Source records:
________________
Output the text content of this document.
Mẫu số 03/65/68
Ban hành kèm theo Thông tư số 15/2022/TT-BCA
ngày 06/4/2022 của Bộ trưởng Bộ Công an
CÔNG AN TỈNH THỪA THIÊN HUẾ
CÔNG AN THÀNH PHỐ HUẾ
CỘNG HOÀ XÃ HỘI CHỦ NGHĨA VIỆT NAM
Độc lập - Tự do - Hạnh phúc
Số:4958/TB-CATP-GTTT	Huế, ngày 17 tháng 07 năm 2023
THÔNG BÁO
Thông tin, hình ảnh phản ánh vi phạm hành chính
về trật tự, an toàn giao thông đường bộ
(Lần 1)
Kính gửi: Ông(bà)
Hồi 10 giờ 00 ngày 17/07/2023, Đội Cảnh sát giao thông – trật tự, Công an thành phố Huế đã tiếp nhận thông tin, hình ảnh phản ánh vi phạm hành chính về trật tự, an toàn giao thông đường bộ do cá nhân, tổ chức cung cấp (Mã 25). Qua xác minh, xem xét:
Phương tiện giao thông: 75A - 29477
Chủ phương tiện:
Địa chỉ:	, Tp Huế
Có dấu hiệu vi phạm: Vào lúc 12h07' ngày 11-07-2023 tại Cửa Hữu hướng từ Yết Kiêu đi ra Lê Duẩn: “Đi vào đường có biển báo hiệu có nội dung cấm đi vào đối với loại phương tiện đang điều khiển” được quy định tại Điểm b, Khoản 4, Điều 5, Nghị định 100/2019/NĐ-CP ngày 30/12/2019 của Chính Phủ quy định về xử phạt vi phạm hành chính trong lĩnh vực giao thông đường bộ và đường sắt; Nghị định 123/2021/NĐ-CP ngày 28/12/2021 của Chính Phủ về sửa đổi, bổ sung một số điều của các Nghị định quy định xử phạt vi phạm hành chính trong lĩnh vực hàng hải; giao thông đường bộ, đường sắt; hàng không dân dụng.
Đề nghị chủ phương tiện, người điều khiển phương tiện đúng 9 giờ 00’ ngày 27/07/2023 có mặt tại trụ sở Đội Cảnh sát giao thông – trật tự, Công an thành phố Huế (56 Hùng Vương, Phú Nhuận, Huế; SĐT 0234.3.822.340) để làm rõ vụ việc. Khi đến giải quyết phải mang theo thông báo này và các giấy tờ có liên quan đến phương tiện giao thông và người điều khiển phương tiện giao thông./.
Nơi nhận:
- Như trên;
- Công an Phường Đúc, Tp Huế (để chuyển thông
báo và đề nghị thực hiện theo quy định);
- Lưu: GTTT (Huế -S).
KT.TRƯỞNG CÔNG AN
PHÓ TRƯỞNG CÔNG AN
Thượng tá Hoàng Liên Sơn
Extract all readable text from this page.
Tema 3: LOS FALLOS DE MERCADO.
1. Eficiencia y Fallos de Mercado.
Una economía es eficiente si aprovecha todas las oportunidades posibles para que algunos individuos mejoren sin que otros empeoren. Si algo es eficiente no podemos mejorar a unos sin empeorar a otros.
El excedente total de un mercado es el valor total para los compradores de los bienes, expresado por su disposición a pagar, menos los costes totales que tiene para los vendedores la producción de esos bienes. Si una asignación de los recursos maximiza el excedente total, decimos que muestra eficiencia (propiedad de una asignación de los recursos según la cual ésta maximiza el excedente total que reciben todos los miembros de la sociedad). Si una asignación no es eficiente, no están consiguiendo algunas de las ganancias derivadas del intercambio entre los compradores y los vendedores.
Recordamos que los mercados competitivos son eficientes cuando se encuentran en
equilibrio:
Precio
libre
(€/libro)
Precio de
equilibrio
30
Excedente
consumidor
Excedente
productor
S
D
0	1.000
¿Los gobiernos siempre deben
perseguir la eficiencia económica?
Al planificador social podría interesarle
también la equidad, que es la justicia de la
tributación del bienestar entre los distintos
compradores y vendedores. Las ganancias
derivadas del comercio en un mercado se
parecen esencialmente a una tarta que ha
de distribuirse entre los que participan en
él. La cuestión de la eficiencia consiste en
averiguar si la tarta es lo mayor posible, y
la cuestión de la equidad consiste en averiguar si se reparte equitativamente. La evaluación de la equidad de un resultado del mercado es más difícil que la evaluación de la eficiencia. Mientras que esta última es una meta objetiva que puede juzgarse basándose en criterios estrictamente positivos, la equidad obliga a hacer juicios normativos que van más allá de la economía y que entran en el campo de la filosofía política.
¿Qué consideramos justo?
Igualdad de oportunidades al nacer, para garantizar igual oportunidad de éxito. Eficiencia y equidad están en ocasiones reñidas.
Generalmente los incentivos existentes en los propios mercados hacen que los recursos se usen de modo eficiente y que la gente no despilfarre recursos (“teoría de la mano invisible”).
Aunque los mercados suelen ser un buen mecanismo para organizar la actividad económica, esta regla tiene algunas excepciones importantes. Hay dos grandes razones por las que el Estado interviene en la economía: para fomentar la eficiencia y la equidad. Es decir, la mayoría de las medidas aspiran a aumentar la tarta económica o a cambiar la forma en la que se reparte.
________________
WHAT THE TASK ASKS:
Using the records given above, list every line that includes the word "giao".

SOLVED PROBLEM:
về trật tự, an toàn giao thông đường bộ
Hồi 10 giờ 00 ngày 17/07/2023, Đội Cảnh sát giao thông – trật tự, Công an thành phố Huế đã tiếp nhận thông tin, hình ảnh phản ánh vi phạm hành chính về trật tự, an toàn giao thông đường bộ do cá nhân, tổ chức cung cấp (Mã 25). Qua xác minh, xem xét:
Phương tiện giao thông: 75A - 29477
Có dấu hiệu vi phạm: Vào lúc 12h07' ngày 11-07-2023 tại Cửa Hữu hướng từ Yết Kiêu đi ra Lê Duẩn: “Đi vào đường có biển báo hiệu có nội dung cấm đi vào đối với loại phương tiện đang điều khiển” được quy định tại Điểm b, Khoản 4, Điều 5, Nghị định 100/2019/NĐ-CP ngày 30/12/2019 của Chính Phủ quy định về xử phạt vi phạm hành chính trong lĩnh vực giao thông đường bộ và đường sắt; Nghị định 123/2021/NĐ-CP ngày 28/12/2021 của Chính Phủ về sửa đổi, bổ sung một số điều của các Nghị định quy định xử phạt vi phạm hành chính trong lĩnh vực hàng hải; giao thông đường bộ, đường sắt; hàng không dân dụng.
Đề nghị chủ phương tiện, người điều khiển phương tiện đúng 9 giờ 00’ ngày 27/07/2023 có mặt tại trụ sở Đội Cảnh sát giao thông – trật tự, Công an thành phố Huế (56 Hùng Vương, Phú Nhuận, Huế; SĐT 0234.3.822.340) để làm rõ vụ việc. Khi đến giải quyết phải mang theo thông báo này và các giấy tờ có liên quan đến phương tiện giao thông và người điều khiển phương tiện giao thông./.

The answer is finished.